-- start of Raw data --

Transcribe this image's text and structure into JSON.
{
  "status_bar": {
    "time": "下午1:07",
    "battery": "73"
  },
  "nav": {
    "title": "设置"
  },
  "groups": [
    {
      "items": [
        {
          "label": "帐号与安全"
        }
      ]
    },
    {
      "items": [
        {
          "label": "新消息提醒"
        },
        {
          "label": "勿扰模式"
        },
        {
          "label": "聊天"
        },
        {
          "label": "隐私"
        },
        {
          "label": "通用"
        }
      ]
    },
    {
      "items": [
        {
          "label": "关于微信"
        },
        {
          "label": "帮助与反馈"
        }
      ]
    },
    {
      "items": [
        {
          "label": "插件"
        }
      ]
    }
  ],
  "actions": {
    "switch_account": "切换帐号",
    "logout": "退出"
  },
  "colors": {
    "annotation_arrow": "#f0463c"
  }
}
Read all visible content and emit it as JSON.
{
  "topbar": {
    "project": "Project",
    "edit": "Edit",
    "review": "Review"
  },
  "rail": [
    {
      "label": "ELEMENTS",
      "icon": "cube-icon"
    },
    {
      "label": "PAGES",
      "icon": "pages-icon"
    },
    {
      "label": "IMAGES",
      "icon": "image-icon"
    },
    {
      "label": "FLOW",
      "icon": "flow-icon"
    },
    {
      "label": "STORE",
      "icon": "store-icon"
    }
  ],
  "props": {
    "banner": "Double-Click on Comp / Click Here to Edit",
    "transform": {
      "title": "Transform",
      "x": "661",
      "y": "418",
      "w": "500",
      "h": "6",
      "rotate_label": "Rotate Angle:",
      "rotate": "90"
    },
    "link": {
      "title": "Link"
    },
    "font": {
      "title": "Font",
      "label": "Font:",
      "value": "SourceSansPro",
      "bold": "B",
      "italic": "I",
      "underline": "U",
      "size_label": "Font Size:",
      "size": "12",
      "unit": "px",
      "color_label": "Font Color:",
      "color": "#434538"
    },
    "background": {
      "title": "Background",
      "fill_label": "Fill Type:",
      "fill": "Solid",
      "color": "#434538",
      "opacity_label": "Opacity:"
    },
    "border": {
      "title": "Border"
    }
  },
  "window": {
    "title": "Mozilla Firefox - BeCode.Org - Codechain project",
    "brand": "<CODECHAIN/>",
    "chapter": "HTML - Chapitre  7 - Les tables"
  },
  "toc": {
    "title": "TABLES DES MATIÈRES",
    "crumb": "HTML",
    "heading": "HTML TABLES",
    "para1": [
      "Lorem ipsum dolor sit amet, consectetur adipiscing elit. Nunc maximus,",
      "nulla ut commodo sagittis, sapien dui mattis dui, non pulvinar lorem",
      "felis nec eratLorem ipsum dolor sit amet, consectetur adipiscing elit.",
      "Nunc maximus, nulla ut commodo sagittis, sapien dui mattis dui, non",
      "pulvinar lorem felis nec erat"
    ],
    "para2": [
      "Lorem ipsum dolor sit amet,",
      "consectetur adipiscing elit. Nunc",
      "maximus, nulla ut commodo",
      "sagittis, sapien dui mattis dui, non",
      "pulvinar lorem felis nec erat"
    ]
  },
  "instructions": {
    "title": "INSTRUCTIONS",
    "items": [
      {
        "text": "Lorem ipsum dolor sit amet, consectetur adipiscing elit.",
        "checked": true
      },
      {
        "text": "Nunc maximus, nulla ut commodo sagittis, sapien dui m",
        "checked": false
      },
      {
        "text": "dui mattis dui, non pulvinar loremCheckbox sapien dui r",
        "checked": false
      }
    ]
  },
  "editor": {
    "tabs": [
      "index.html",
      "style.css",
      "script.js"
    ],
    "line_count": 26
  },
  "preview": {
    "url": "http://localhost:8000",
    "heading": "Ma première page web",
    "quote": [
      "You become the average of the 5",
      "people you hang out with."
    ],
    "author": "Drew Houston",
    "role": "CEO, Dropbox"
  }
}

-- end of Raw data --
-- start of Raw data --

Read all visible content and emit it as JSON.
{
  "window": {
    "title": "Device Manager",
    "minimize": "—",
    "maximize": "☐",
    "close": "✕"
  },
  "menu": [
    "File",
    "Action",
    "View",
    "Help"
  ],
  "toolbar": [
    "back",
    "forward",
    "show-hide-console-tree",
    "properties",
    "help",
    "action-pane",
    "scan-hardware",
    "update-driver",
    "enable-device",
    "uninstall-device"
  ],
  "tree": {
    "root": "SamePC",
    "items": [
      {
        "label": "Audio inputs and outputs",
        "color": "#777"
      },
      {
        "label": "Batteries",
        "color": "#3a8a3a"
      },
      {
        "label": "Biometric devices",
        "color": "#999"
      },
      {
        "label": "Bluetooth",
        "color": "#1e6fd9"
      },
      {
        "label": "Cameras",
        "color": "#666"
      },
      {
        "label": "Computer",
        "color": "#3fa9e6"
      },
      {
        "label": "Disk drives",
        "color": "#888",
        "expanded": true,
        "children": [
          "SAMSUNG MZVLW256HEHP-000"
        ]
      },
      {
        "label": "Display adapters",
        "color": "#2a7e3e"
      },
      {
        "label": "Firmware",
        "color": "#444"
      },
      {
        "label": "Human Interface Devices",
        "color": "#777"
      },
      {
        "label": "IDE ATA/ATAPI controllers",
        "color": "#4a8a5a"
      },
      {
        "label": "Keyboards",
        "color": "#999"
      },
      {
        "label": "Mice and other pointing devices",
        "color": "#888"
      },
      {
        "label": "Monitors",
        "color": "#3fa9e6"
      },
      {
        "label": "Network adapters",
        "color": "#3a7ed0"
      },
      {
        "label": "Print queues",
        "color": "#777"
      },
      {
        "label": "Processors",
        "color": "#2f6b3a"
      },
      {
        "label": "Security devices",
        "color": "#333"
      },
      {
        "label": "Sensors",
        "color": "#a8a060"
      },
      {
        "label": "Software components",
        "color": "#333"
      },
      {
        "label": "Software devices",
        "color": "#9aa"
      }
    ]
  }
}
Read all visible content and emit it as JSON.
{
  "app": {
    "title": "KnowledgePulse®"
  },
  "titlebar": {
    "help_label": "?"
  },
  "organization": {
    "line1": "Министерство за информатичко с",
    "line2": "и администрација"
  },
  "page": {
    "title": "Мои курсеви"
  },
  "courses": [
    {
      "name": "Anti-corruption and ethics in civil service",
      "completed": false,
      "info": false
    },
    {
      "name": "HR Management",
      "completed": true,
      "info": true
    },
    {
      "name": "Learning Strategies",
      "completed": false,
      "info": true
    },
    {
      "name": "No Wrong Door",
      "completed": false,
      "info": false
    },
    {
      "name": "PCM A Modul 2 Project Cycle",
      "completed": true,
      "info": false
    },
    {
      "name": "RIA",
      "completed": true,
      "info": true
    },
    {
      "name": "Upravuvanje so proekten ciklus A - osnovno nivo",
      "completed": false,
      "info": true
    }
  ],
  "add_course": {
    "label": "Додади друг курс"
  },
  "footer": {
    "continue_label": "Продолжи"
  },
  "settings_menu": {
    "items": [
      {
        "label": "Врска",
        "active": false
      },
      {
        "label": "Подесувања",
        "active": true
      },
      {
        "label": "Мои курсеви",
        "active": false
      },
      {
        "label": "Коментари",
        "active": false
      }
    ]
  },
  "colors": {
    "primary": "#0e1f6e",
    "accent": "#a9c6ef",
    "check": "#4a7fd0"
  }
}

-- end of Raw data --

#### Directions for this task
Check each line above for the word "text" and copy the ones that have it.

#### Solution below
Transcribe this image's text and structure into JSON.
        "text": "Lorem ipsum dolor sit amet, consectetur adipiscing elit.",
        "text": "Nunc maximus, nulla ut commodo sagittis, sapien dui m",
        "text": "dui mattis dui, non pulvinar loremCheckbox sapien dui r",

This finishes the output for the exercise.